### TASK STATEMENT
Collect each line of the records containing the string "②房产证的原件和复印件".

-- start of PROVIDED DATA --

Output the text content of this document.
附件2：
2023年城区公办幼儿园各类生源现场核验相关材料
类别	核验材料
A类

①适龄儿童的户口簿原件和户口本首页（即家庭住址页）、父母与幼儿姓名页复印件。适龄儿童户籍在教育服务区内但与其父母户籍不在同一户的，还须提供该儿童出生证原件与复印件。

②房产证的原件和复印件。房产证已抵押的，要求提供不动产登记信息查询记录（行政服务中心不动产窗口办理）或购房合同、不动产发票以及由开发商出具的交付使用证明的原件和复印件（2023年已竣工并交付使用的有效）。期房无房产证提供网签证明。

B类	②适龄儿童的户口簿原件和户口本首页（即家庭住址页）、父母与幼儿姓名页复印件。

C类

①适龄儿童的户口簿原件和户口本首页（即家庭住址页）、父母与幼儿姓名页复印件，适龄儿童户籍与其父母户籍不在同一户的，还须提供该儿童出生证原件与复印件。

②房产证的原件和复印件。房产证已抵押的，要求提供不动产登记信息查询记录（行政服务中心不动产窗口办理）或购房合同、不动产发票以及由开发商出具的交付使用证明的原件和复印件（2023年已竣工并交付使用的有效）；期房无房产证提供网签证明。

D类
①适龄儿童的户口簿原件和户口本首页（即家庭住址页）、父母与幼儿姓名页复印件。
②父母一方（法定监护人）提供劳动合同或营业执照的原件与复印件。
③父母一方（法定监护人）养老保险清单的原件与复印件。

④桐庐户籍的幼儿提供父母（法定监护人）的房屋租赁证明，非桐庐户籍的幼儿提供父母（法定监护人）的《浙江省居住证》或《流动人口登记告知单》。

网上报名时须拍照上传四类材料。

-- end of PROVIDED DATA --
-- start of PROVIDED DATA --

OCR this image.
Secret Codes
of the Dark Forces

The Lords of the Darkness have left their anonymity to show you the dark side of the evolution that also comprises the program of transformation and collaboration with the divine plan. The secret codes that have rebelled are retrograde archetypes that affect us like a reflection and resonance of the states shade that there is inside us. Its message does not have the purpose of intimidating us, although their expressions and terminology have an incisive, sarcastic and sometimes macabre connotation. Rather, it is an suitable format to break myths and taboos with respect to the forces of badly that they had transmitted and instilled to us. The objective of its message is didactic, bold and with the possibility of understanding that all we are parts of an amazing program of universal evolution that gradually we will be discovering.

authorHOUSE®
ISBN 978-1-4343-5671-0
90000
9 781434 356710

-- end of PROVIDED DATA --

### WRITTEN RESPONSE
②房产证的原件和复印件。房产证已抵押的，要求提供不动产登记信息查询记录（行政服务中心不动产窗口办理）或购房合同、不动产发票以及由开发商出具的交付使用证明的原件和复印件（2023年已竣工并交付使用的有效）。期房无房产证提供网签证明。
②房产证的原件和复印件。房产证已抵押的，要求提供不动产登记信息查询记录（行政服务中心不动产窗口办理）或购房合同、不动产发票以及由开发商出具的交付使用证明的原件和复印件（2023年已竣工并交付使用的有效）；期房无房产证提供网签证明。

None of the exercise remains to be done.